TAREFA: Altere as linhas desde o início até a que contém "simples-group: SIMPLES Equivalente", inclusive, trocando "calculator-icon" por "calc-icon". Reproduza-as com todo o restante intacto.

################

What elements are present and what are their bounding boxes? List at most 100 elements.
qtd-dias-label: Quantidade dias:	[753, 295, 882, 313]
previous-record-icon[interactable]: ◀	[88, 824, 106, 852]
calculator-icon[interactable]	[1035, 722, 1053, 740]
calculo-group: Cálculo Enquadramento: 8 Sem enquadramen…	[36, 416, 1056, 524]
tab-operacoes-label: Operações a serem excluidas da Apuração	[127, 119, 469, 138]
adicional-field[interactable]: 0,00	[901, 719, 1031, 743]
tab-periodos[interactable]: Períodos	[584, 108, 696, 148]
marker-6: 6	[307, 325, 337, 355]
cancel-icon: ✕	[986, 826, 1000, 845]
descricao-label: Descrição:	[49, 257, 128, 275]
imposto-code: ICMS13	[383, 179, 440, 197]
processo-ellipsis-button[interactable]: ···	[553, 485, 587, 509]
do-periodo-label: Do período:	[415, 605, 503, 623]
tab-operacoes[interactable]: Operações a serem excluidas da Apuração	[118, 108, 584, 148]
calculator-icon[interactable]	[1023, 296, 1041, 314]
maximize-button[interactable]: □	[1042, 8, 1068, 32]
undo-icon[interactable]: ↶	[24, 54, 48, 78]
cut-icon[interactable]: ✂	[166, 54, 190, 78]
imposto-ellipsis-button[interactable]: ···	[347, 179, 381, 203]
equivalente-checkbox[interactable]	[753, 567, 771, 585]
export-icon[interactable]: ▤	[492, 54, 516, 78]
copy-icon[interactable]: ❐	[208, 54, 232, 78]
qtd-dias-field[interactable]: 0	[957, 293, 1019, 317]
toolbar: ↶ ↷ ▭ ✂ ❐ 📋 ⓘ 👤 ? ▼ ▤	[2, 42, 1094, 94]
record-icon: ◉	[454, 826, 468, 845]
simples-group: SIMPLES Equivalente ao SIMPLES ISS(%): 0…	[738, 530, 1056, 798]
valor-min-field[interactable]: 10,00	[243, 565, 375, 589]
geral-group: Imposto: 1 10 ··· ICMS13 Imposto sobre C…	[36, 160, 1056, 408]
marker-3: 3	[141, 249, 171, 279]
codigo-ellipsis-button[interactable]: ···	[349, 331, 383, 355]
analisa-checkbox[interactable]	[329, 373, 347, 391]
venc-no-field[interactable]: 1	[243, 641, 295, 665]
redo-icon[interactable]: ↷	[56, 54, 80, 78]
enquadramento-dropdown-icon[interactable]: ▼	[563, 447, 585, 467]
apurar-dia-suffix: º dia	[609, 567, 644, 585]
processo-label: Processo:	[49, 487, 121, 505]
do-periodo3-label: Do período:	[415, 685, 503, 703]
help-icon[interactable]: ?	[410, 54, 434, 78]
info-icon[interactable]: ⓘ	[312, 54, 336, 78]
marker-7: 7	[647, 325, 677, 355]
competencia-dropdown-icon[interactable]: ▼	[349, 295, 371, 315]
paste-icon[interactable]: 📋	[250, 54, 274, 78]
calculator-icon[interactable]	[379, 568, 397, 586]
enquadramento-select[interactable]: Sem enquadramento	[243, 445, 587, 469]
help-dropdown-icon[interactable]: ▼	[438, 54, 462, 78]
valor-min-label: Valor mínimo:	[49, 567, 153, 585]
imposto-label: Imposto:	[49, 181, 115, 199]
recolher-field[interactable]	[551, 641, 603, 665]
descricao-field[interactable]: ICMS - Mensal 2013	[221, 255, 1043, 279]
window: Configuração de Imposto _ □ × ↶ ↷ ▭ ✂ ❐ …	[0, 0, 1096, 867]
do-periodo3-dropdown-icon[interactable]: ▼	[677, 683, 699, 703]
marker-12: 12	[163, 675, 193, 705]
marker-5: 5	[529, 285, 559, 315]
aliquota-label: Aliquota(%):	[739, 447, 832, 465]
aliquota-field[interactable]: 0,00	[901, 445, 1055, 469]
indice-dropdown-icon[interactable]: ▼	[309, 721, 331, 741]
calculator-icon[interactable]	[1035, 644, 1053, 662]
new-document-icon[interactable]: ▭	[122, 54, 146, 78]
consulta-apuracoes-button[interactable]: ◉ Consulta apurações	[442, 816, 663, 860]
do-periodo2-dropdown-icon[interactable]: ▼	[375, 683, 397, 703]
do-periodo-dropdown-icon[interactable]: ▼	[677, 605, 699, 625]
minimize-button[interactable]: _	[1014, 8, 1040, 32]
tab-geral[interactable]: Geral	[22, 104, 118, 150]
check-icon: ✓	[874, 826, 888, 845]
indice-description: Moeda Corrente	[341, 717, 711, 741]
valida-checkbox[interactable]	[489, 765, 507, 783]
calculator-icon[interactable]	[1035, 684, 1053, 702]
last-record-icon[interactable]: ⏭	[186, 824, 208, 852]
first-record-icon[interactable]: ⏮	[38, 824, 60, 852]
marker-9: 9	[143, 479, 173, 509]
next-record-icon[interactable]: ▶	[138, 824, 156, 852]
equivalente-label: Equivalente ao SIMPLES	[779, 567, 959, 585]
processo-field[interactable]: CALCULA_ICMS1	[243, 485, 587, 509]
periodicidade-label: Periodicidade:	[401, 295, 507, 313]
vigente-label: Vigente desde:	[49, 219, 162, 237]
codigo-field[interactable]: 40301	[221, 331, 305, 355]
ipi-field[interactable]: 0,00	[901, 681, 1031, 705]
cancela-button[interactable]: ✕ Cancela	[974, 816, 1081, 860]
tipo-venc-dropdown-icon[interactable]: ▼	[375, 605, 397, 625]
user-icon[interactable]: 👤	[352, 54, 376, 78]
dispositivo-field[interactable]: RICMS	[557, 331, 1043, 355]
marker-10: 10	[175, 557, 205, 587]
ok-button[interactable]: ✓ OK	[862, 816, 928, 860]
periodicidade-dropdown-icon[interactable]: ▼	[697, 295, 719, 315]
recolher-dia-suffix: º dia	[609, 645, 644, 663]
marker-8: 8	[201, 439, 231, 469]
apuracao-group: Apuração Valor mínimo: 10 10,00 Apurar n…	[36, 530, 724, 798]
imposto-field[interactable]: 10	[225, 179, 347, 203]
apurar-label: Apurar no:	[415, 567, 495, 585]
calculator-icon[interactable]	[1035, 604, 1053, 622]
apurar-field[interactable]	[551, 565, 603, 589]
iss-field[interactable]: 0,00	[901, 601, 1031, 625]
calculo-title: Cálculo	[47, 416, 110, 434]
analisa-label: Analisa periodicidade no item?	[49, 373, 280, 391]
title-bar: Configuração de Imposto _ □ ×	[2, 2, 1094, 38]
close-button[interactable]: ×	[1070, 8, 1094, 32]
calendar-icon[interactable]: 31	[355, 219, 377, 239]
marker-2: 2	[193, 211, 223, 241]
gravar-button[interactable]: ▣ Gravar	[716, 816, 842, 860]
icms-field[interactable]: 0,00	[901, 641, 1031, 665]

################

RESPOSTA ESCRITA:
What elements are present and what are their bounding boxes? List at most 100 elements.
qtd-dias-label: Quantidade dias:	[753, 295, 882, 313]
previous-record-icon[interactable]: ◀	[88, 824, 106, 852]
calc-icon[interactable]	[1035, 722, 1053, 740]
calculo-group: Cálculo Enquadramento: 8 Sem enquadramen…	[36, 416, 1056, 524]
tab-operacoes-label: Operações a serem excluidas da Apuração	[127, 119, 469, 138]
adicional-field[interactable]: 0,00	[901, 719, 1031, 743]
tab-periodos[interactable]: Períodos	[584, 108, 696, 148]
marker-6: 6	[307, 325, 337, 355]
cancel-icon: ✕	[986, 826, 1000, 845]
descricao-label: Descrição:	[49, 257, 128, 275]
imposto-code: ICMS13	[383, 179, 440, 197]
processo-ellipsis-button[interactable]: ···	[553, 485, 587, 509]
do-periodo-label: Do período:	[415, 605, 503, 623]
tab-operacoes[interactable]: Operações a serem excluidas da Apuração	[118, 108, 584, 148]
calc-icon[interactable]	[1023, 296, 1041, 314]
maximize-button[interactable]: □	[1042, 8, 1068, 32]
undo-icon[interactable]: ↶	[24, 54, 48, 78]
cut-icon[interactable]: ✂	[166, 54, 190, 78]
imposto-ellipsis-button[interactable]: ···	[347, 179, 381, 203]
equivalente-checkbox[interactable]	[753, 567, 771, 585]
export-icon[interactable]: ▤	[492, 54, 516, 78]
copy-icon[interactable]: ❐	[208, 54, 232, 78]
qtd-dias-field[interactable]: 0	[957, 293, 1019, 317]
toolbar: ↶ ↷ ▭ ✂ ❐ 📋 ⓘ 👤 ? ▼ ▤	[2, 42, 1094, 94]
record-icon: ◉	[454, 826, 468, 845]
simples-group: SIMPLES Equivalente ao SIMPLES ISS(%): 0…	[738, 530, 1056, 798]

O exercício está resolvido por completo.